The developer is a mysterious Russian who does not want to give out his name. You can find more info on his blog and on this forum post. Mircea Goia from MyTestBox dug into it for us and reports:

The author and the sole founder – who is from Russia and wants to have a low profile for now – says it is just a hobby that was started in December 2007 and he calls it a “linguistic experiment”.

Their spider (called TheRarestParser/0.2a) started scouting the internet in May and extracted words from many websites. It looked at which one are used most often on those websites and which ones are rarely used, or not at all. For now it extracts only the words from the first page of a domain. It doesn’t go deeper than that, however the spider managed to index 20 million words from many domains.

The author wants to implement new options like:

* Trend spotting (which of the words are gaining popularity – like “django” is becoming more popular, “python” is still strong, and which are losing it like “perl”)
* Help with SEO for mom-and-dad kinds of business sites (it could be useful from this stand point, the author says)
* Auto-categorization of your sites against a big list of categories (actually, at this time it has already been implemented, but the algorithm still needs to be perfected)

The interface is confusing the first time you go there, but there is some interesting data you can pull from it. For instance, you can have an SEO fight between any two sites by typing in the address: http://therarestwords.com/vs/your-site.com/competitors-site.com. This feature shows which rare words your site has that your competitor doesn’t and vice versa.

For example, here’s TechCrunch Vs. GigaOm. This is only a snapshot of what is on each frontpage, but we are more likely to get search traffic right now for terms like “friendfeed,” “gamestop,” and “blogosphere.” While they are kicking our butts on “qualcomm,” “powerset,” and “sarcasm.” (At least that was the case before I put up this post. I really can’t let Om beat us on sarcasm).

◆ REQUIRED ACTION ◆
Copy the article on the rare-words site word for word from "Their spider (called" to "the author says)". The rows have no connection to the article on the rare-words site.

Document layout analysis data
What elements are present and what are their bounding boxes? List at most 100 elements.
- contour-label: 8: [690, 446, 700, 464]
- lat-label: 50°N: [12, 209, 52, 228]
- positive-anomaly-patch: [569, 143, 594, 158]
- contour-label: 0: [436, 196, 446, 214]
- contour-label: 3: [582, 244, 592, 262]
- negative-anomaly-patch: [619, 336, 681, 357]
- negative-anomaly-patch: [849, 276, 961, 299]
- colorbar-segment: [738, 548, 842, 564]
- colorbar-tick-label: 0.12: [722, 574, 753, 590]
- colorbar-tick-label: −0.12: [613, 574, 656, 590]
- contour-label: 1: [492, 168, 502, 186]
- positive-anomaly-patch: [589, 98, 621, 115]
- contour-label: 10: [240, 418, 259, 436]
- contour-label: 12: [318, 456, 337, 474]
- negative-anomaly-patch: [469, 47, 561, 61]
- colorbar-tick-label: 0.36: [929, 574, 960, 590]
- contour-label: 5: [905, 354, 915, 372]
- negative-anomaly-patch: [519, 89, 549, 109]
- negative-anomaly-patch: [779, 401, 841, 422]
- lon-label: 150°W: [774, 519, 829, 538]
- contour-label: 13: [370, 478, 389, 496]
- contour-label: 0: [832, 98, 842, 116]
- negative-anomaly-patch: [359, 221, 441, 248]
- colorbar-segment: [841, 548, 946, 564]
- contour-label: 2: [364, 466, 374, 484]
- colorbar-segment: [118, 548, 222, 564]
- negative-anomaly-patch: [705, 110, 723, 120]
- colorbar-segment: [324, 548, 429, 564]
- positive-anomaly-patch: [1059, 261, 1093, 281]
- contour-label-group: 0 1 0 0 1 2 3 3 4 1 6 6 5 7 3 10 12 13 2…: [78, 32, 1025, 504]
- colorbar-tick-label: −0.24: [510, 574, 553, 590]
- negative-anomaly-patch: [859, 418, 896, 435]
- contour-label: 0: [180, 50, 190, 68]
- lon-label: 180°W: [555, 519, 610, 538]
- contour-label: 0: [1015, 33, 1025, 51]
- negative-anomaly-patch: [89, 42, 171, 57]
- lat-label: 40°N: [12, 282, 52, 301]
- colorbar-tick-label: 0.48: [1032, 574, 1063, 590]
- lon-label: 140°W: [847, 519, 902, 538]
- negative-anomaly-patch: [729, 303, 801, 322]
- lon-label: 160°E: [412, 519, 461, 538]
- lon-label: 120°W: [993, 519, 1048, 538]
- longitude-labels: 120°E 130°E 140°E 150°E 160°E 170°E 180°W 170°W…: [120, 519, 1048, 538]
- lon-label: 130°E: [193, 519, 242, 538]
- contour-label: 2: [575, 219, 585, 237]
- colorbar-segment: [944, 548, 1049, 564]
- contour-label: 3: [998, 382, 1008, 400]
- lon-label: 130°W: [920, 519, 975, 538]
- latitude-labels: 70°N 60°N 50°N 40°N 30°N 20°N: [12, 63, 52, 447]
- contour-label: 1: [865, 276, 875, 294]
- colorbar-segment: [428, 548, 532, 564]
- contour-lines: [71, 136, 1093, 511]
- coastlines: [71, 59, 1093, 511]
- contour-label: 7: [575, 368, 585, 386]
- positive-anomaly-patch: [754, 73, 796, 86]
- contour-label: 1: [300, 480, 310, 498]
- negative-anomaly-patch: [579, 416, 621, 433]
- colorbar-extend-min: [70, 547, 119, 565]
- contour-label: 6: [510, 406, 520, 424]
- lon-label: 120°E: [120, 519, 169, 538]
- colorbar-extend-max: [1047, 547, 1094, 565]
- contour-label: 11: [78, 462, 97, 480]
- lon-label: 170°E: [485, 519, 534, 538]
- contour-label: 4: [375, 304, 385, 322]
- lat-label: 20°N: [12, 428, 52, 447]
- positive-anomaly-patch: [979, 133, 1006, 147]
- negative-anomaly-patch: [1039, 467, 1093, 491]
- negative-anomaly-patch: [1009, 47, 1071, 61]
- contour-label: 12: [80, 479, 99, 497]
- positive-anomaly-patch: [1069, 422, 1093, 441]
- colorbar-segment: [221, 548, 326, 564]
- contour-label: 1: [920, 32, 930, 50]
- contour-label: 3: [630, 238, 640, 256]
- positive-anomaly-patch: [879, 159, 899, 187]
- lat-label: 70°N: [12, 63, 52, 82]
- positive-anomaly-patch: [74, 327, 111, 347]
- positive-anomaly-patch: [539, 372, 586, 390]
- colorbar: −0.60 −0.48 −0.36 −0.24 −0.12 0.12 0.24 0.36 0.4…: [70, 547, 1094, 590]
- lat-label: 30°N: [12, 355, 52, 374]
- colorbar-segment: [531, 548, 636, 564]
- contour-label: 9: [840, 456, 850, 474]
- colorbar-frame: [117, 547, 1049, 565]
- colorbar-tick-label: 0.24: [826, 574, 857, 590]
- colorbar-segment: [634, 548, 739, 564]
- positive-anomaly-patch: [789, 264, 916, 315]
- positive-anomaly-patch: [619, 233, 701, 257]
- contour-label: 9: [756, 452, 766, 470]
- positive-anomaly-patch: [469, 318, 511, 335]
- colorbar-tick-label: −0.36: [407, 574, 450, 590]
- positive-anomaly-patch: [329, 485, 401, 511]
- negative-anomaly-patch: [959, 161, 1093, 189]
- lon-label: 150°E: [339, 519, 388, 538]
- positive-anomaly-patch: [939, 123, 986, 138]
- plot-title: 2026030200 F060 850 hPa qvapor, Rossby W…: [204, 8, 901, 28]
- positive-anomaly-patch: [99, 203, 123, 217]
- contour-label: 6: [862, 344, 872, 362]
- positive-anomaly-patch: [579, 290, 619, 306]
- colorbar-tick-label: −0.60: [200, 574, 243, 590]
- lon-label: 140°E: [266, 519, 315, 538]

◆ RESPONSE TO THE TASK ◆
Their spider (called TheRarestParser/0.2a) started scouting the internet in May and extracted words from many websites. It looked at which one are used most often on those websites and which ones are rarely used, or not at all. For now it extracts only the words from the first page of a domain. It doesn’t go deeper than that, however the spider managed to index 20 million words from many domains.

The author wants to implement new options like:

* Trend spotting (which of the words are gaining popularity – like “django” is becoming more popular, “python” is still strong, and which are losing it like “perl”)
* Help with SEO for mom-and-dad kinds of business sites (it could be useful from this stand point, the author says)